Set down the material once more, exactly as it appears.

** BEGIN Exercise material **

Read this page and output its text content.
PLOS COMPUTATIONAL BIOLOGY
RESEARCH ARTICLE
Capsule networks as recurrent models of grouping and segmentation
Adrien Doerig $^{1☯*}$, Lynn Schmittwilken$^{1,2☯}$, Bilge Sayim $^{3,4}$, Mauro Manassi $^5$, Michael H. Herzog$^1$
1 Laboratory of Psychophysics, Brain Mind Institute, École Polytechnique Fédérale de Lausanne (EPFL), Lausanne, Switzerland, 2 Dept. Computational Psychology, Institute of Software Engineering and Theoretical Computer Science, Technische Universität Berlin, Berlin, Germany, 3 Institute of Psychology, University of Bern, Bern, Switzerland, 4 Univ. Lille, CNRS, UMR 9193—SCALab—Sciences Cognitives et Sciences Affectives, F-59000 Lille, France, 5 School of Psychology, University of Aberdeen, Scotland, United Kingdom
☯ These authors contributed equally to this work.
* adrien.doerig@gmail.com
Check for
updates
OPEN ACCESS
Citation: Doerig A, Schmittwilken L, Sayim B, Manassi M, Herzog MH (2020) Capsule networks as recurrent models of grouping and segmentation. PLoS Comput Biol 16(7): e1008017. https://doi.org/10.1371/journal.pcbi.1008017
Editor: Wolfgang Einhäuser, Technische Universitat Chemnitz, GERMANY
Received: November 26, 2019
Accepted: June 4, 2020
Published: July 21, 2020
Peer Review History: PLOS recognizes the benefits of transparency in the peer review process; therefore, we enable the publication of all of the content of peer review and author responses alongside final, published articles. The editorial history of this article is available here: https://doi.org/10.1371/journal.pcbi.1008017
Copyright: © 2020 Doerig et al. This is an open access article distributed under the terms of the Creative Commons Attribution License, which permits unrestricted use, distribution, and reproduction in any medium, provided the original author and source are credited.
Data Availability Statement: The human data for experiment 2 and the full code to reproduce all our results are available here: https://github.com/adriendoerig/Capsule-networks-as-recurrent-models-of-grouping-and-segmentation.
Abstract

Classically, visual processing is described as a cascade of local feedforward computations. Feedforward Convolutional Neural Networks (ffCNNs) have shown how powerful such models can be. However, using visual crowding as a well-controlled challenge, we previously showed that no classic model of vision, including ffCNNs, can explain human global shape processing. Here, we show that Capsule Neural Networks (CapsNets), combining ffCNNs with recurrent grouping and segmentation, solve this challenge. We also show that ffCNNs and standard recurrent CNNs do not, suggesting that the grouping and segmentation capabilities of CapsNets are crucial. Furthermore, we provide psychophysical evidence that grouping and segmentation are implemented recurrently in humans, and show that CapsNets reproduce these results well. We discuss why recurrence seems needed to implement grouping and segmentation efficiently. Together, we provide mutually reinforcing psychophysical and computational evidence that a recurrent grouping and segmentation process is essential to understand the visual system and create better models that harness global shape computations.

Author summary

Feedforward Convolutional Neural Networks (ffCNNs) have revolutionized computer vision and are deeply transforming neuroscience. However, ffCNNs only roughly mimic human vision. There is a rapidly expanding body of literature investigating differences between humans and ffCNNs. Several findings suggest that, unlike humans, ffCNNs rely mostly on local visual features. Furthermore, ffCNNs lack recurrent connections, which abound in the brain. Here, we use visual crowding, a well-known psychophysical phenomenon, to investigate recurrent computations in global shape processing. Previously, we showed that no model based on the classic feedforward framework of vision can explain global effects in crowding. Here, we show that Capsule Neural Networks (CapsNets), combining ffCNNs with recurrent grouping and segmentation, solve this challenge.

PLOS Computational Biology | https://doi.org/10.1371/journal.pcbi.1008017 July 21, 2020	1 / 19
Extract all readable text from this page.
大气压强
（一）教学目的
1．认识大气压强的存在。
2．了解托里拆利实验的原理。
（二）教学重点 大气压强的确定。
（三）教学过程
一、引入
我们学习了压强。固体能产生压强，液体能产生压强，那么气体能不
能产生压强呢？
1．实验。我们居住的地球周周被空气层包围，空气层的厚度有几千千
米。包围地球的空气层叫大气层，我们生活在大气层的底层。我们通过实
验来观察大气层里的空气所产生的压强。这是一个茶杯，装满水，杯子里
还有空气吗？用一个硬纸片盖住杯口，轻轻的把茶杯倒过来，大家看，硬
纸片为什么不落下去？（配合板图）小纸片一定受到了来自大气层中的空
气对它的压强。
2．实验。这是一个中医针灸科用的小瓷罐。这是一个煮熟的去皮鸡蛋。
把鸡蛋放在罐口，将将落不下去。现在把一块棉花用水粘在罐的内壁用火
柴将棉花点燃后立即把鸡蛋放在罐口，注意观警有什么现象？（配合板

** END Exercise material **

__Exercise output__.
Read this page and output its text content.
PLOS COMPUTATIONAL BIOLOGY
RESEARCH ARTICLE
Capsule networks as recurrent models of grouping and segmentation
Adrien Doerig $^{1☯*}$, Lynn Schmittwilken$^{1,2☯}$, Bilge Sayim $^{3,4}$, Mauro Manassi $^5$, Michael H. Herzog$^1$
1 Laboratory of Psychophysics, Brain Mind Institute, École Polytechnique Fédérale de Lausanne (EPFL), Lausanne, Switzerland, 2 Dept. Computational Psychology, Institute of Software Engineering and Theoretical Computer Science, Technische Universität Berlin, Berlin, Germany, 3 Institute of Psychology, University of Bern, Bern, Switzerland, 4 Univ. Lille, CNRS, UMR 9193—SCALab—Sciences Cognitives et Sciences Affectives, F-59000 Lille, France, 5 School of Psychology, University of Aberdeen, Scotland, United Kingdom
☯ These authors contributed equally to this work.
* adrien.doerig@gmail.com
Check for
updates
OPEN ACCESS
Citation: Doerig A, Schmittwilken L, Sayim B, Manassi M, Herzog MH (2020) Capsule networks as recurrent models of grouping and segmentation. PLoS Comput Biol 16(7): e1008017. https://doi.org/10.1371/journal.pcbi.1008017
Editor: Wolfgang Einhäuser, Technische Universitat Chemnitz, GERMANY
Received: November 26, 2019
Accepted: June 4, 2020
Published: July 21, 2020
Peer Review History: PLOS recognizes the benefits of transparency in the peer review process; therefore, we enable the publication of all of the content of peer review and author responses alongside final, published articles. The editorial history of this article is available here: https://doi.org/10.1371/journal.pcbi.1008017
Copyright: © 2020 Doerig et al. This is an open access article distributed under the terms of the Creative Commons Attribution License, which permits unrestricted use, distribution, and reproduction in any medium, provided the original author and source are credited.
Data Availability Statement: The human data for experiment 2 and the full code to reproduce all our results are available here: https://github.com/adriendoerig/Capsule-networks-as-recurrent-models-of-grouping-and-segmentation.
Abstract

Classically, visual processing is described as a cascade of local feedforward computations. Feedforward Convolutional Neural Networks (ffCNNs) have shown how powerful such models can be. However, using visual crowding as a well-controlled challenge, we previously showed that no classic model of vision, including ffCNNs, can explain human global shape processing. Here, we show that Capsule Neural Networks (CapsNets), combining ffCNNs with recurrent grouping and segmentation, solve this challenge. We also show that ffCNNs and standard recurrent CNNs do not, suggesting that the grouping and segmentation capabilities of CapsNets are crucial. Furthermore, we provide psychophysical evidence that grouping and segmentation are implemented recurrently in humans, and show that CapsNets reproduce these results well. We discuss why recurrence seems needed to implement grouping and segmentation efficiently. Together, we provide mutually reinforcing psychophysical and computational evidence that a recurrent grouping and segmentation process is essential to understand the visual system and create better models that harness global shape computations.

Author summary

Feedforward Convolutional Neural Networks (ffCNNs) have revolutionized computer vision and are deeply transforming neuroscience. However, ffCNNs only roughly mimic human vision. There is a rapidly expanding body of literature investigating differences between humans and ffCNNs. Several findings suggest that, unlike humans, ffCNNs rely mostly on local visual features. Furthermore, ffCNNs lack recurrent connections, which abound in the brain. Here, we use visual crowding, a well-known psychophysical phenomenon, to investigate recurrent computations in global shape processing. Previously, we showed that no model based on the classic feedforward framework of vision can explain global effects in crowding. Here, we show that Capsule Neural Networks (CapsNets), combining ffCNNs with recurrent grouping and segmentation, solve this challenge.

PLOS Computational Biology | https://doi.org/10.1371/journal.pcbi.1008017 July 21, 2020	1 / 19
Extract all readable text from this page.
大气压强
（一）教学目的
1．认识大气压强的存在。
2．了解托里拆利实验的原理。
（二）教学重点 大气压强的确定。
（三）教学过程
一、引入
我们学习了压强。固体能产生压强，液体能产生压强，那么气体能不
能产生压强呢？
1．实验。我们居住的地球周周被空气层包围，空气层的厚度有几千千
米。包围地球的空气层叫大气层，我们生活在大气层的底层。我们通过实
验来观察大气层里的空气所产生的压强。这是一个茶杯，装满水，杯子里
还有空气吗？用一个硬纸片盖住杯口，轻轻的把茶杯倒过来，大家看，硬
纸片为什么不落下去？（配合板图）小纸片一定受到了来自大气层中的空
气对它的压强。
2．实验。这是一个中医针灸科用的小瓷罐。这是一个煮熟的去皮鸡蛋。
把鸡蛋放在罐口，将将落不下去。现在把一块棉花用水粘在罐的内壁用火
柴将棉花点燃后立即把鸡蛋放在罐口，注意观警有什么现象？（配合板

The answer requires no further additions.